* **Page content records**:
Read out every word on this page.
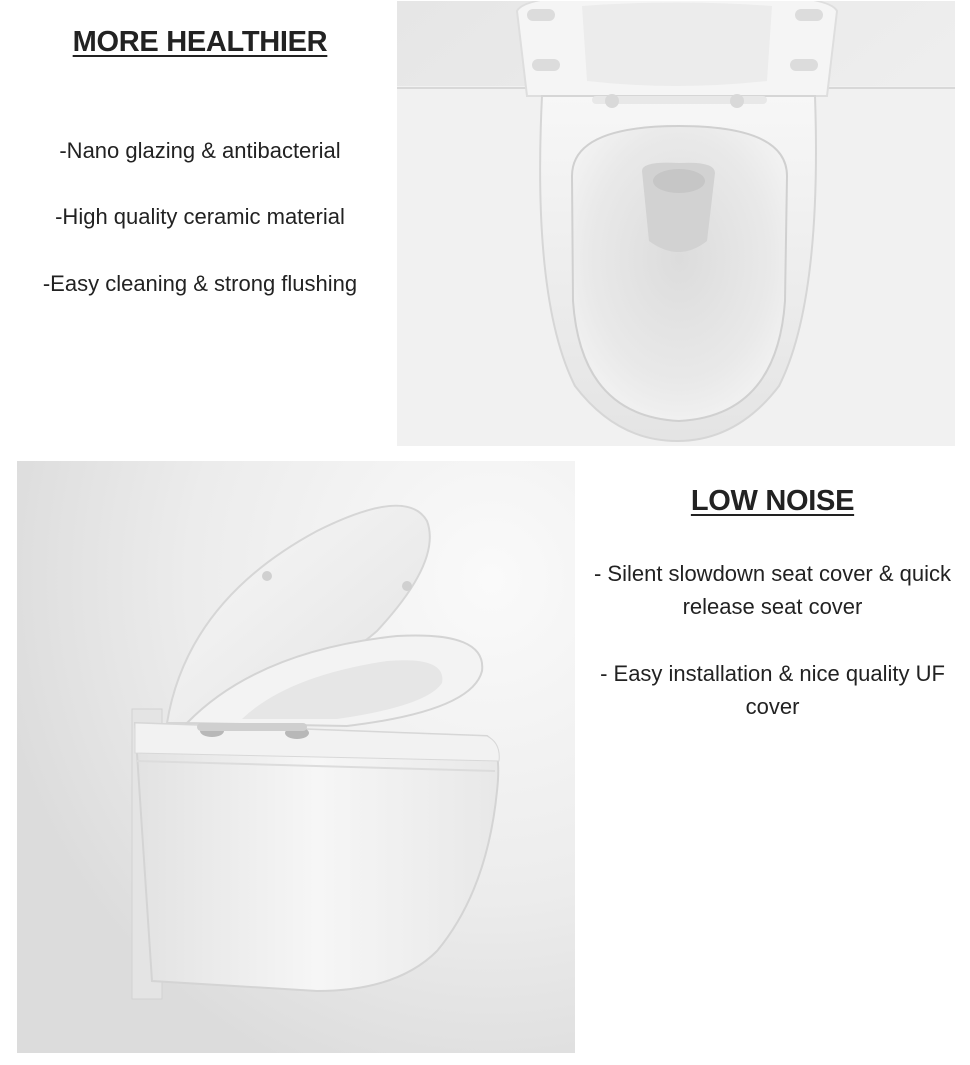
MORE HEALTHIER

-Nano glazing & antibacterial

-High quality ceramic material

-Easy cleaning & strong flushing

LOW NOISE

- Silent slowdown seat cover & quick release seat cover

- Easy installation & nice quality UF cover
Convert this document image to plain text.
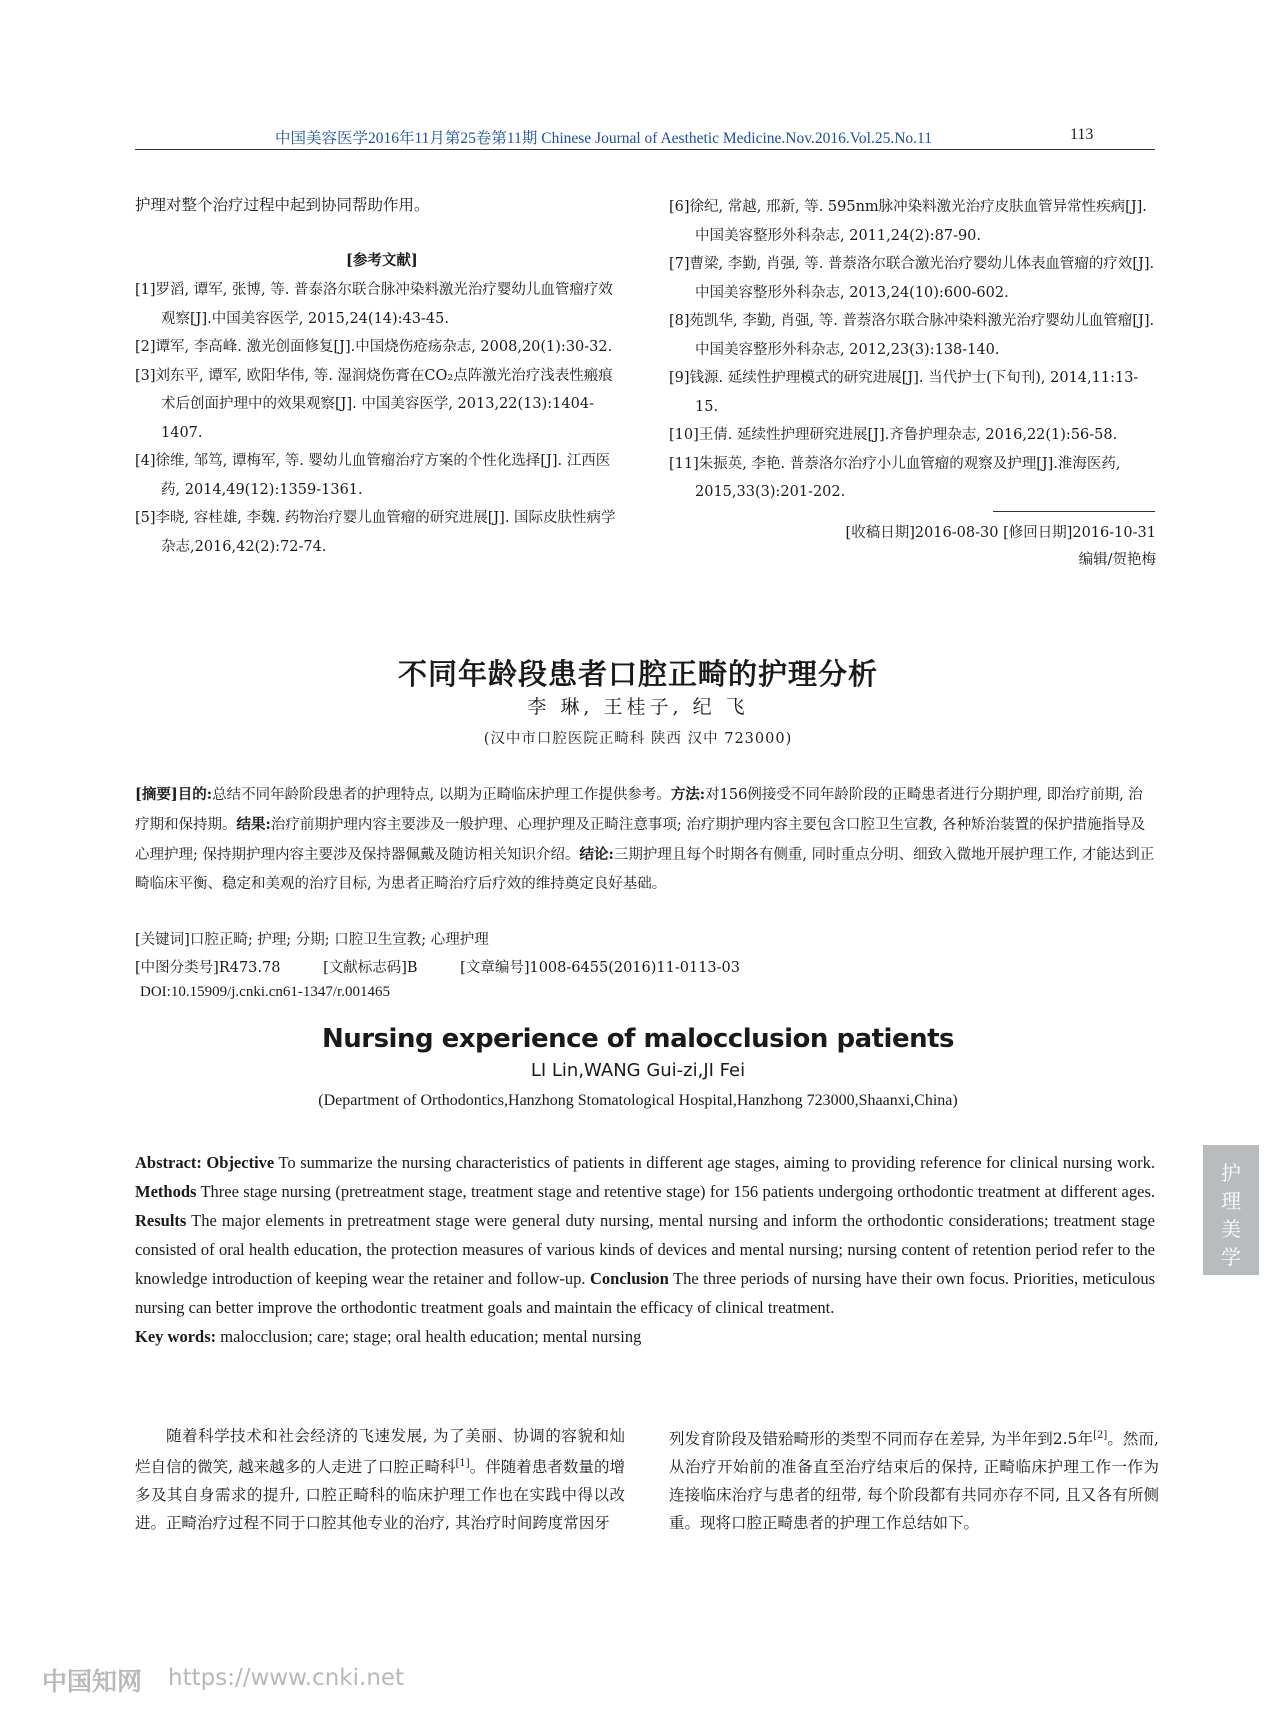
中国美容医学2016年11月第25卷第11期 Chinese Journal of Aesthetic Medicine.Nov.2016.Vol.25.No.11	113
护理对整个治疗过程中起到协同帮助作用。
[参考文献]

[1]罗滔, 谭军, 张博, 等. 普泰洛尔联合脉冲染料激光治疗婴幼儿血管瘤疗效观察[J].中国美容医学, 2015,24(14):43-45.

[2]谭军, 李高峰. 激光创面修复[J].中国烧伤疮疡杂志, 2008,20(1):30-32.

[3]刘东平, 谭军, 欧阳华伟, 等. 湿润烧伤膏在CO₂点阵激光治疗浅表性瘢痕术后创面护理中的效果观察[J]. 中国美容医学, 2013,22(13):1404-1407.

[4]徐维, 邹笃, 谭梅军, 等. 婴幼儿血管瘤治疗方案的个性化选择[J]. 江西医药, 2014,49(12):1359-1361.

[5]李晓, 容桂雄, 李魏. 药物治疗婴儿血管瘤的研究进展[J]. 国际皮肤性病学杂志,2016,42(2):72-74.

[6]徐纪, 常越, 邢新, 等. 595nm脉冲染料激光治疗皮肤血管异常性疾病[J].中国美容整形外科杂志, 2011,24(2):87-90.

[7]曹梁, 李勤, 肖强, 等. 普萘洛尔联合激光治疗婴幼儿体表血管瘤的疗效[J].中国美容整形外科杂志, 2013,24(10):600-602.

[8]苑凯华, 李勤, 肖强, 等. 普萘洛尔联合脉冲染料激光治疗婴幼儿血管瘤[J]. 中国美容整形外科杂志, 2012,23(3):138-140.

[9]钱源. 延续性护理模式的研究进展[J]. 当代护士(下旬刊), 2014,11:13-15.

[10]王倩. 延续性护理研究进展[J].齐鲁护理杂志, 2016,22(1):56-58.

[11]朱振英, 李艳. 普萘洛尔治疗小儿血管瘤的观察及护理[J].淮海医药, 2015,33(3):201-202.

[收稿日期]2016-08-30 [修回日期]2016-10-31
编辑/贺艳梅
不同年龄段患者口腔正畸的护理分析
李 琳, 王桂子, 纪 飞
(汉中市口腔医院正畸科 陕西 汉中 723000)
[摘要]目的:总结不同年龄阶段患者的护理特点, 以期为正畸临床护理工作提供参考。方法:对156例接受不同年龄阶段的正畸患者进行分期护理, 即治疗前期, 治疗期和保持期。结果:治疗前期护理内容主要涉及一般护理、心理护理及正畸注意事项; 治疗期护理内容主要包含口腔卫生宣教, 各种矫治装置的保护措施指导及心理护理; 保持期护理内容主要涉及保持器佩戴及随访相关知识介绍。结论:三期护理且每个时期各有侧重, 同时重点分明、细致入微地开展护理工作, 才能达到正畸临床平衡、稳定和美观的治疗目标, 为患者正畸治疗后疗效的维持奠定良好基础。
[关键词]口腔正畸; 护理; 分期; 口腔卫生宣教; 心理护理
[中图分类号]R473.78	[文献标志码]B	[文章编号]1008-6455(2016)11-0113-03
DOI:10.15909/j.cnki.cn61-1347/r.001465
Nursing experience of malocclusion patients
LI Lin,WANG Gui-zi,JI Fei
(Department of Orthodontics,Hanzhong Stomatological Hospital,Hanzhong 723000,Shaanxi,China)
Abstract: Objective To summarize the nursing characteristics of patients in different age stages, aiming to providing reference for clinical nursing work. Methods Three stage nursing (pretreatment stage, treatment stage and retentive stage) for 156 patients undergoing orthodontic treatment at different ages. Results The major elements in pretreatment stage were general duty nursing, mental nursing and inform the orthodontic considerations; treatment stage consisted of oral health education, the protection measures of various kinds of devices and mental nursing; nursing content of retention period refer to the knowledge introduction of keeping wear the retainer and follow-up. Conclusion The three periods of nursing have their own focus. Priorities, meticulous nursing can better improve the orthodontic treatment goals and maintain the efficacy of clinical treatment.
Key words: malocclusion; care; stage; oral health education; mental nursing

随着科学技术和社会经济的飞速发展, 为了美丽、协调的容貌和灿烂自信的微笑, 越来越多的人走进了口腔正畸科[1]。伴随着患者数量的增多及其自身需求的提升, 口腔正畸科的临床护理工作也在实践中得以改进。正畸治疗过程不同于口腔其他专业的治疗, 其治疗时间跨度常因牙

列发育阶段及错𬌗畸形的类型不同而存在差异, 为半年到2.5年[2]。然而, 从治疗开始前的准备直至治疗结束后的保持, 正畸临床护理工作一作为连接临床治疗与患者的纽带, 每个阶段都有共同亦存不同, 且又各有所侧重。现将口腔正畸患者的护理工作总结如下。

护
理
美
学
中国知网 https://www.cnki.net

* **Exercise description**:
Return every line of the records in which the word "malocclusion" is found.

* **Written answer**:
Nursing experience of malocclusion patients
Key words: malocclusion; care; stage; oral health education; mental nursing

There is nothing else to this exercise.